[GOAL OF THE EXERCISE]
Print all the records exactly, please.

=-=-=

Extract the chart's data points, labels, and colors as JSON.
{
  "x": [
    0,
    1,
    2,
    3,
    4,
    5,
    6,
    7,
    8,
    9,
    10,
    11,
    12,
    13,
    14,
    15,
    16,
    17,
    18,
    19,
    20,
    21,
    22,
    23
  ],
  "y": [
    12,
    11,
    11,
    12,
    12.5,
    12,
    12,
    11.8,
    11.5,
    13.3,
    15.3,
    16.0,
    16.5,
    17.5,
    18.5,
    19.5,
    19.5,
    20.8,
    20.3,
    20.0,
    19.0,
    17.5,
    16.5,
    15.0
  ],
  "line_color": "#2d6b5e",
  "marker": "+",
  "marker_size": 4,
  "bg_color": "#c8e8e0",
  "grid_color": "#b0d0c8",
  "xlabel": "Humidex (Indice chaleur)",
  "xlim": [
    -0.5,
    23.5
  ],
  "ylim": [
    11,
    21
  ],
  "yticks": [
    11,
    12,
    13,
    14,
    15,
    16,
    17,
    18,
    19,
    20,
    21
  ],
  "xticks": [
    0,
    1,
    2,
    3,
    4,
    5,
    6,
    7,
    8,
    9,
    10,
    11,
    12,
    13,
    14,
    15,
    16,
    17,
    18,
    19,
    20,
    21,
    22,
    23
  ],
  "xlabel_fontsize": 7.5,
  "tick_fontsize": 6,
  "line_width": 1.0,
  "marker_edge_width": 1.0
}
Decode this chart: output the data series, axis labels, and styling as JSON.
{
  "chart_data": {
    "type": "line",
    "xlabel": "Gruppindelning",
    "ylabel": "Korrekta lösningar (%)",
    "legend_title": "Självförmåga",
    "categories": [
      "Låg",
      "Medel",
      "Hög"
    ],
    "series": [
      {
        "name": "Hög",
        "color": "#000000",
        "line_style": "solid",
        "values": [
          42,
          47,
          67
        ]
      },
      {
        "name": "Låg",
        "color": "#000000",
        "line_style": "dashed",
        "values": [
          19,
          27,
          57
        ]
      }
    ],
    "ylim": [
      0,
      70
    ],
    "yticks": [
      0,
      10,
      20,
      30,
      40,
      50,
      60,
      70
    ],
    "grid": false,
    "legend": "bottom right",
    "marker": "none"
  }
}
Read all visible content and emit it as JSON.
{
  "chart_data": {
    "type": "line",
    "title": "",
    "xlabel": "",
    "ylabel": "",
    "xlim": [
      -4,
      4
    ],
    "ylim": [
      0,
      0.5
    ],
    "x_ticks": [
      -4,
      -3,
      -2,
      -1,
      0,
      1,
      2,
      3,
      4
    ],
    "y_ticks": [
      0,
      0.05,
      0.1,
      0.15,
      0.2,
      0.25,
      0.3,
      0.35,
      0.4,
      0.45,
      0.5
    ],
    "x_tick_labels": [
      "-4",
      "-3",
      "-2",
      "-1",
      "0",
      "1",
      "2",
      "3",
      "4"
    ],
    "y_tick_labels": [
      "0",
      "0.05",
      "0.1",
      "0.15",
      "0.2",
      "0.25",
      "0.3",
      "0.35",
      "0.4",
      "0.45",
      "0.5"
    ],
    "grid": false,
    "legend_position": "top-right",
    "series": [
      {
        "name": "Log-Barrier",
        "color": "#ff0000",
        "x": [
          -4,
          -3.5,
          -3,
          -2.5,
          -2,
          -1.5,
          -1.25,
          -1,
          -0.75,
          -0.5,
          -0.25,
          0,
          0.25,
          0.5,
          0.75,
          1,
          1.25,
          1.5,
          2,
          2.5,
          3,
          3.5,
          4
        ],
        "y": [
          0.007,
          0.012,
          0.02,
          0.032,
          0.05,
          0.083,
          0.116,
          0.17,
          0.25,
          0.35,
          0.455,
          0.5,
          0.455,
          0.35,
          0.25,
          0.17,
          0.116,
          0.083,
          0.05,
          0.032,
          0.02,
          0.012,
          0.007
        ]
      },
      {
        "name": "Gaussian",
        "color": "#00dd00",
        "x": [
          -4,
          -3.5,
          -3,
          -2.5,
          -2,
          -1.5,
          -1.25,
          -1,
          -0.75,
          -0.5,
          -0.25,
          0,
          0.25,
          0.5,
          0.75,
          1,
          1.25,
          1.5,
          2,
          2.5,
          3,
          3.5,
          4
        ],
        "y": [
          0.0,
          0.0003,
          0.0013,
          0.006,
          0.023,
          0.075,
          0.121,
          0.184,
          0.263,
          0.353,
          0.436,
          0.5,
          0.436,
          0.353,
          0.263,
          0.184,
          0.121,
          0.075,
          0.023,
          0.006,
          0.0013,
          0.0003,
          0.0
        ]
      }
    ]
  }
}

=-=-=

[REPLY]
Extract the chart's data points, labels, and colors as JSON.
{
  "x": [
    0,
    1,
    2,
    3,
    4,
    5,
    6,
    7,
    8,
    9,
    10,
    11,
    12,
    13,
    14,
    15,
    16,
    17,
    18,
    19,
    20,
    21,
    22,
    23
  ],
  "y": [
    12,
    11,
    11,
    12,
    12.5,
    12,
    12,
    11.8,
    11.5,
    13.3,
    15.3,
    16.0,
    16.5,
    17.5,
    18.5,
    19.5,
    19.5,
    20.8,
    20.3,
    20.0,
    19.0,
    17.5,
    16.5,
    15.0
  ],
  "line_color": "#2d6b5e",
  "marker": "+",
  "marker_size": 4,
  "bg_color": "#c8e8e0",
  "grid_color": "#b0d0c8",
  "xlabel": "Humidex (Indice chaleur)",
  "xlim": [
    -0.5,
    23.5
  ],
  "ylim": [
    11,
    21
  ],
  "yticks": [
    11,
    12,
    13,
    14,
    15,
    16,
    17,
    18,
    19,
    20,
    21
  ],
  "xticks": [
    0,
    1,
    2,
    3,
    4,
    5,
    6,
    7,
    8,
    9,
    10,
    11,
    12,
    13,
    14,
    15,
    16,
    17,
    18,
    19,
    20,
    21,
    22,
    23
  ],
  "xlabel_fontsize": 7.5,
  "tick_fontsize": 6,
  "line_width": 1.0,
  "marker_edge_width": 1.0
}
Decode this chart: output the data series, axis labels, and styling as JSON.
{
  "chart_data": {
    "type": "line",
    "xlabel": "Gruppindelning",
    "ylabel": "Korrekta lösningar (%)",
    "legend_title": "Självförmåga",
    "categories": [
      "Låg",
      "Medel",
      "Hög"
    ],
    "series": [
      {
        "name": "Hög",
        "color": "#000000",
        "line_style": "solid",
        "values": [
          42,
          47,
          67
        ]
      },
      {
        "name": "Låg",
        "color": "#000000",
        "line_style": "dashed",
        "values": [
          19,
          27,
          57
        ]
      }
    ],
    "ylim": [
      0,
      70
    ],
    "yticks": [
      0,
      10,
      20,
      30,
      40,
      50,
      60,
      70
    ],
    "grid": false,
    "legend": "bottom right",
    "marker": "none"
  }
}
Read all visible content and emit it as JSON.
{
  "chart_data": {
    "type": "line",
    "title": "",
    "xlabel": "",
    "ylabel": "",
    "xlim": [
      -4,
      4
    ],
    "ylim": [
      0,
      0.5
    ],
    "x_ticks": [
      -4,
      -3,
      -2,
      -1,
      0,
      1,
      2,
      3,
      4
    ],
    "y_ticks": [
      0,
      0.05,
      0.1,
      0.15,
      0.2,
      0.25,
      0.3,
      0.35,
      0.4,
      0.45,
      0.5
    ],
    "x_tick_labels": [
      "-4",
      "-3",
      "-2",
      "-1",
      "0",
      "1",
      "2",
      "3",
      "4"
    ],
    "y_tick_labels": [
      "0",
      "0.05",
      "0.1",
      "0.15",
      "0.2",
      "0.25",
      "0.3",
      "0.35",
      "0.4",
      "0.45",
      "0.5"
    ],
    "grid": false,
    "legend_position": "top-right",
    "series": [
      {
        "name": "Log-Barrier",
        "color": "#ff0000",
        "x": [
          -4,
          -3.5,
          -3,
          -2.5,
          -2,
          -1.5,
          -1.25,
          -1,
          -0.75,
          -0.5,
          -0.25,
          0,
          0.25,
          0.5,
          0.75,
          1,
          1.25,
          1.5,
          2,
          2.5,
          3,
          3.5,
          4
        ],
        "y": [
          0.007,
          0.012,
          0.02,
          0.032,
          0.05,
          0.083,
          0.116,
          0.17,
          0.25,
          0.35,
          0.455,
          0.5,
          0.455,
          0.35,
          0.25,
          0.17,
          0.116,
          0.083,
          0.05,
          0.032,
          0.02,
          0.012,
          0.007
        ]
      },
      {
        "name": "Gaussian",
        "color": "#00dd00",
        "x": [
          -4,
          -3.5,
          -3,
          -2.5,
          -2,
          -1.5,
          -1.25,
          -1,
          -0.75,
          -0.5,
          -0.25,
          0,
          0.25,
          0.5,
          0.75,
          1,
          1.25,
          1.5,
          2,
          2.5,
          3,
          3.5,
          4
        ],
        "y": [
          0.0,
          0.0003,
          0.0013,
          0.006,
          0.023,
          0.075,
          0.121,
          0.184,
          0.263,
          0.353,
          0.436,
          0.5,
          0.436,
          0.353,
          0.263,
          0.184,
          0.121,
          0.075,
          0.023,
          0.006,
          0.0013,
          0.0003,
          0.0
        ]
      }
    ]
  }
}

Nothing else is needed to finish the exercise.